> **DIRECTION**
Print the listing below in its entirety, character for character.

Extracts from a graphics dataset:

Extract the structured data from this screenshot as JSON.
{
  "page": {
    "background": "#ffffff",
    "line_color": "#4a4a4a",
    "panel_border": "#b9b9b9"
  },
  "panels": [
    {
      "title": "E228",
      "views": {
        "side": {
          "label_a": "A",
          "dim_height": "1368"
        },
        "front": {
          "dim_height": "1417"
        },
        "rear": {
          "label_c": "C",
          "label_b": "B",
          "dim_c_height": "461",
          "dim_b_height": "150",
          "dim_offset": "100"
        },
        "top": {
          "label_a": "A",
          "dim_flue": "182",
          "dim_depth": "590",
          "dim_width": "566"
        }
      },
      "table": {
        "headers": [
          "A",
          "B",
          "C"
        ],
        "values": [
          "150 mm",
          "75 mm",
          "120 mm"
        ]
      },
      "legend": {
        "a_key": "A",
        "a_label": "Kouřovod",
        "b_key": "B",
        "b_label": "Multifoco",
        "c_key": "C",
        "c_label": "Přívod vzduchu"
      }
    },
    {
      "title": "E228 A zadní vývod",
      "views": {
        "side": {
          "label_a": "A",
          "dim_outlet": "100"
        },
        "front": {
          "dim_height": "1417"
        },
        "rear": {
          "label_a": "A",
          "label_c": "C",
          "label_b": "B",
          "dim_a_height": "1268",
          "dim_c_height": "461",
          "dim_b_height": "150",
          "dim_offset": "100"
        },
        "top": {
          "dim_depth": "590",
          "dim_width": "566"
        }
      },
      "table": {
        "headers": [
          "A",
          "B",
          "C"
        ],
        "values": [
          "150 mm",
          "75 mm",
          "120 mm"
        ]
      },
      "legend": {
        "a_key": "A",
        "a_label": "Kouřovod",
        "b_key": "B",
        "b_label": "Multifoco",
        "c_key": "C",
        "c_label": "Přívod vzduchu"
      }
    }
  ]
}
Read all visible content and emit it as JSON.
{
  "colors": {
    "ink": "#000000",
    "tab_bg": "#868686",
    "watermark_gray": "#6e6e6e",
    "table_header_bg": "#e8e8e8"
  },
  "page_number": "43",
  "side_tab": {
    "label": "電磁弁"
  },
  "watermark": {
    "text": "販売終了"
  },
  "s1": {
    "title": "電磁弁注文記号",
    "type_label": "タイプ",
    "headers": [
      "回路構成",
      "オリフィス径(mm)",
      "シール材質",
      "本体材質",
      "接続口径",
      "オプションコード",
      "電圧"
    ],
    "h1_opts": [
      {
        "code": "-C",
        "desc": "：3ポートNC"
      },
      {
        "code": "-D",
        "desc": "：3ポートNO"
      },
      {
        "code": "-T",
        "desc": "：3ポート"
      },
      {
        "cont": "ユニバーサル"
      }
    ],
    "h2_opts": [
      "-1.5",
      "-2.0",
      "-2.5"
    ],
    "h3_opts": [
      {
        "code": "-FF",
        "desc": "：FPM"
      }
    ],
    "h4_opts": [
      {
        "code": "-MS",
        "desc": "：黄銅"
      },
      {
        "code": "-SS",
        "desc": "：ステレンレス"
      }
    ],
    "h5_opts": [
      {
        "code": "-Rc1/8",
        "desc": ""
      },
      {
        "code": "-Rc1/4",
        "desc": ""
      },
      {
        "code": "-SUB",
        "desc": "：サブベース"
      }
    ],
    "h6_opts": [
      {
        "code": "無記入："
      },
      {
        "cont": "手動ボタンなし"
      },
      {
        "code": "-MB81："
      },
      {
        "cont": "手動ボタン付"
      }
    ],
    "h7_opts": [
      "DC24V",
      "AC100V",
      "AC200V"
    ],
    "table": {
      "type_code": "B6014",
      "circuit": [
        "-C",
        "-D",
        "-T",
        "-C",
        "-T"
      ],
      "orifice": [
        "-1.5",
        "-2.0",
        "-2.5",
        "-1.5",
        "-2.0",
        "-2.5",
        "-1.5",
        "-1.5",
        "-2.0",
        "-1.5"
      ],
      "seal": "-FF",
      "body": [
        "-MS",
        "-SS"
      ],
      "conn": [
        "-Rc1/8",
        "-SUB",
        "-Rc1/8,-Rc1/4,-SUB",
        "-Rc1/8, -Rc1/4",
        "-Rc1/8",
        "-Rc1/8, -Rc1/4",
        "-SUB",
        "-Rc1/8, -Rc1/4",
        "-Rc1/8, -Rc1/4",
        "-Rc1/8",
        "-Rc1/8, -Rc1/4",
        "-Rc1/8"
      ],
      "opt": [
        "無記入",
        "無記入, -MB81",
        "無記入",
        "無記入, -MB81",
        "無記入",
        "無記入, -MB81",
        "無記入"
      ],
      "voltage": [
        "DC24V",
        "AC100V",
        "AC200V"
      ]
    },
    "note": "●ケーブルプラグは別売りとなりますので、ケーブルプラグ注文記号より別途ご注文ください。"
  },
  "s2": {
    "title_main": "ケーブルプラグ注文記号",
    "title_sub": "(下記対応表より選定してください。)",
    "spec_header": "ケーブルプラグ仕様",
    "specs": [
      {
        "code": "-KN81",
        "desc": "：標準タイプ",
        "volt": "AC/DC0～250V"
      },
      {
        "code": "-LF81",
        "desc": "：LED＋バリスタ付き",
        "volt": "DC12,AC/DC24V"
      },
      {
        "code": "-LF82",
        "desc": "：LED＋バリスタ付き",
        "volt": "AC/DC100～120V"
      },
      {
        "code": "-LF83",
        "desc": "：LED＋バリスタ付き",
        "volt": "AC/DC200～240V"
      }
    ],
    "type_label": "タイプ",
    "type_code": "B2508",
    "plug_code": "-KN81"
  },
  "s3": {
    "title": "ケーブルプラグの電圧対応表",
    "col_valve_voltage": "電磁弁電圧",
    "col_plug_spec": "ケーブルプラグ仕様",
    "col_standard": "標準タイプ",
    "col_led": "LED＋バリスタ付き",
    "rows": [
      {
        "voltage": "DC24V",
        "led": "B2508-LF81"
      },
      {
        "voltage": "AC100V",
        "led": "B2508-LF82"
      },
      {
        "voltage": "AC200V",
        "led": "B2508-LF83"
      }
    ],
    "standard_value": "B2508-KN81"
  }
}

> **EXERCISE RESULT**
Extract the structured data from this screenshot as JSON.
{
  "page": {
    "background": "#ffffff",
    "line_color": "#4a4a4a",
    "panel_border": "#b9b9b9"
  },
  "panels": [
    {
      "title": "E228",
      "views": {
        "side": {
          "label_a": "A",
          "dim_height": "1368"
        },
        "front": {
          "dim_height": "1417"
        },
        "rear": {
          "label_c": "C",
          "label_b": "B",
          "dim_c_height": "461",
          "dim_b_height": "150",
          "dim_offset": "100"
        },
        "top": {
          "label_a": "A",
          "dim_flue": "182",
          "dim_depth": "590",
          "dim_width": "566"
        }
      },
      "table": {
        "headers": [
          "A",
          "B",
          "C"
        ],
        "values": [
          "150 mm",
          "75 mm",
          "120 mm"
        ]
      },
      "legend": {
        "a_key": "A",
        "a_label": "Kouřovod",
        "b_key": "B",
        "b_label": "Multifoco",
        "c_key": "C",
        "c_label": "Přívod vzduchu"
      }
    },
    {
      "title": "E228 A zadní vývod",
      "views": {
        "side": {
          "label_a": "A",
          "dim_outlet": "100"
        },
        "front": {
          "dim_height": "1417"
        },
        "rear": {
          "label_a": "A",
          "label_c": "C",
          "label_b": "B",
          "dim_a_height": "1268",
          "dim_c_height": "461",
          "dim_b_height": "150",
          "dim_offset": "100"
        },
        "top": {
          "dim_depth": "590",
          "dim_width": "566"
        }
      },
      "table": {
        "headers": [
          "A",
          "B",
          "C"
        ],
        "values": [
          "150 mm",
          "75 mm",
          "120 mm"
        ]
      },
      "legend": {
        "a_key": "A",
        "a_label": "Kouřovod",
        "b_key": "B",
        "b_label": "Multifoco",
        "c_key": "C",
        "c_label": "Přívod vzduchu"
      }
    }
  ]
}
Read all visible content and emit it as JSON.
{
  "colors": {
    "ink": "#000000",
    "tab_bg": "#868686",
    "watermark_gray": "#6e6e6e",
    "table_header_bg": "#e8e8e8"
  },
  "page_number": "43",
  "side_tab": {
    "label": "電磁弁"
  },
  "watermark": {
    "text": "販売終了"
  },
  "s1": {
    "title": "電磁弁注文記号",
    "type_label": "タイプ",
    "headers": [
      "回路構成",
      "オリフィス径(mm)",
      "シール材質",
      "本体材質",
      "接続口径",
      "オプションコード",
      "電圧"
    ],
    "h1_opts": [
      {
        "code": "-C",
        "desc": "：3ポートNC"
      },
      {
        "code": "-D",
        "desc": "：3ポートNO"
      },
      {
        "code": "-T",
        "desc": "：3ポート"
      },
      {
        "cont": "ユニバーサル"
      }
    ],
    "h2_opts": [
      "-1.5",
      "-2.0",
      "-2.5"
    ],
    "h3_opts": [
      {
        "code": "-FF",
        "desc": "：FPM"
      }
    ],
    "h4_opts": [
      {
        "code": "-MS",
        "desc": "：黄銅"
      },
      {
        "code": "-SS",
        "desc": "：ステレンレス"
      }
    ],
    "h5_opts": [
      {
        "code": "-Rc1/8",
        "desc": ""
      },
      {
        "code": "-Rc1/4",
        "desc": ""
      },
      {
        "code": "-SUB",
        "desc": "：サブベース"
      }
    ],
    "h6_opts": [
      {
        "code": "無記入："
      },
      {
        "cont": "手動ボタンなし"
      },
      {
        "code": "-MB81："
      },
      {
        "cont": "手動ボタン付"
      }
    ],
    "h7_opts": [
      "DC24V",
      "AC100V",
      "AC200V"
    ],
    "table": {
      "type_code": "B6014",
      "circuit": [
        "-C",
        "-D",
        "-T",
        "-C",
        "-T"
      ],
      "orifice": [
        "-1.5",
        "-2.0",
        "-2.5",
        "-1.5",
        "-2.0",
        "-2.5",
        "-1.5",
        "-1.5",
        "-2.0",
        "-1.5"
      ],
      "seal": "-FF",
      "body": [
        "-MS",
        "-SS"
      ],
      "conn": [
        "-Rc1/8",
        "-SUB",
        "-Rc1/8,-Rc1/4,-SUB",
        "-Rc1/8, -Rc1/4",
        "-Rc1/8",
        "-Rc1/8, -Rc1/4",
        "-SUB",
        "-Rc1/8, -Rc1/4",
        "-Rc1/8, -Rc1/4",
        "-Rc1/8",
        "-Rc1/8, -Rc1/4",
        "-Rc1/8"
      ],
      "opt": [
        "無記入",
        "無記入, -MB81",
        "無記入",
        "無記入, -MB81",
        "無記入",
        "無記入, -MB81",
        "無記入"
      ],
      "voltage": [
        "DC24V",
        "AC100V",
        "AC200V"
      ]
    },
    "note": "●ケーブルプラグは別売りとなりますので、ケーブルプラグ注文記号より別途ご注文ください。"
  },
  "s2": {
    "title_main": "ケーブルプラグ注文記号",
    "title_sub": "(下記対応表より選定してください。)",
    "spec_header": "ケーブルプラグ仕様",
    "specs": [
      {
        "code": "-KN81",
        "desc": "：標準タイプ",
        "volt": "AC/DC0～250V"
      },
      {
        "code": "-LF81",
        "desc": "：LED＋バリスタ付き",
        "volt": "DC12,AC/DC24V"
      },
      {
        "code": "-LF82",
        "desc": "：LED＋バリスタ付き",
        "volt": "AC/DC100～120V"
      },
      {
        "code": "-LF83",
        "desc": "：LED＋バリスタ付き",
        "volt": "AC/DC200～240V"
      }
    ],
    "type_label": "タイプ",
    "type_code": "B2508",
    "plug_code": "-KN81"
  },
  "s3": {
    "title": "ケーブルプラグの電圧対応表",
    "col_valve_voltage": "電磁弁電圧",
    "col_plug_spec": "ケーブルプラグ仕様",
    "col_standard": "標準タイプ",
    "col_led": "LED＋バリスタ付き",
    "rows": [
      {
        "voltage": "DC24V",
        "led": "B2508-LF81"
      },
      {
        "voltage": "AC100V",
        "led": "B2508-LF82"
      },
      {
        "voltage": "AC200V",
        "led": "B2508-LF83"
      }
    ],
    "standard_value": "B2508-KN81"
  }
}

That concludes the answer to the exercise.